Data entries
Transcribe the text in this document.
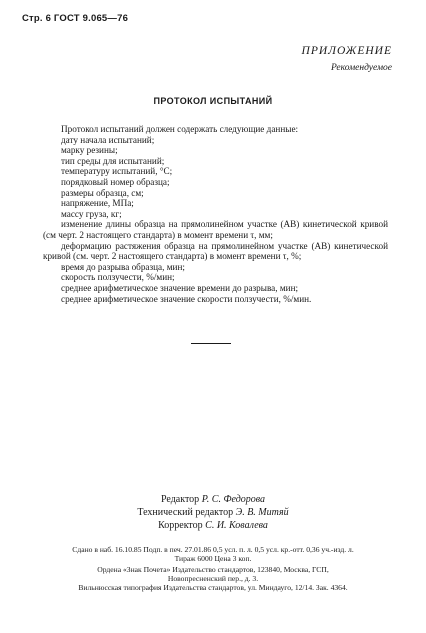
Стр. 6 ГОСТ 9.065—76
ПРИЛОЖЕНИЕ
Рекомендуемое
ПРОТОКОЛ ИСПЫТАНИЙ
Протокол испытаний должен содержать следующие данные:
дату начала испытаний;
марку резины;
тип среды для испытаний;
температуру испытаний, °С;
порядковый номер образца;
размеры образца, см;
напряжение, МПа;
массу груза, кг;
изменение длины образца на прямолинейном участке (АВ) кинетической кривой (см черт. 2 настоящего стандарта) в момент времени τ, мм;
деформацию растяжения образца на прямолинейном участке (АВ) кинетической кривой (см. черт. 2 настоящего стандарта) в момент времени τ, %;
время до разрыва образца, мин;
скорость ползучести, %/мин;
среднее арифметическое значение времени до разрыва, мин;
среднее арифметическое значение скорости ползучести, %/мин.
Редактор Р. С. Федорова
Технический редактор Э. В. Митяй
Корректор С. И. Ковалева
Сдано в наб. 16.10.85 Подп. в печ. 27.01.86 0,5 усл. п. л. 0,5 усл. кр.-отт. 0,36 уч.-изд. л.
Тираж 6000 Цена 3 коп.
Ордена «Знак Почета» Издательство стандартов, 123840, Москва, ГСП,
Новопресненский пер., д. 3.
Вильнюсская типография Издательства стандартов, ул. Миндауго, 12/14. Зак. 4364.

> [SHORT TASK] Write out the entries above verbatim; the pictures do not belong in your copy.

> [TASK RESULT]
Transcribe the text in this document.
Стр. 6 ГОСТ 9.065—76
ПРИЛОЖЕНИЕ
Рекомендуемое
ПРОТОКОЛ ИСПЫТАНИЙ
Протокол испытаний должен содержать следующие данные:
дату начала испытаний;
марку резины;
тип среды для испытаний;
температуру испытаний, °С;
порядковый номер образца;
размеры образца, см;
напряжение, МПа;
массу груза, кг;
изменение длины образца на прямолинейном участке (АВ) кинетической кривой (см черт. 2 настоящего стандарта) в момент времени τ, мм;
деформацию растяжения образца на прямолинейном участке (АВ) кинетической кривой (см. черт. 2 настоящего стандарта) в момент времени τ, %;
время до разрыва образца, мин;
скорость ползучести, %/мин;
среднее арифметическое значение времени до разрыва, мин;
среднее арифметическое значение скорости ползучести, %/мин.
Редактор Р. С. Федорова
Технический редактор Э. В. Митяй
Корректор С. И. Ковалева
Сдано в наб. 16.10.85 Подп. в печ. 27.01.86 0,5 усл. п. л. 0,5 усл. кр.-отт. 0,36 уч.-изд. л.
Тираж 6000 Цена 3 коп.
Ордена «Знак Почета» Издательство стандартов, 123840, Москва, ГСП,
Новопресненский пер., д. 3.
Вильнюсская типография Издательства стандартов, ул. Миндауго, 12/14. Зак. 4364.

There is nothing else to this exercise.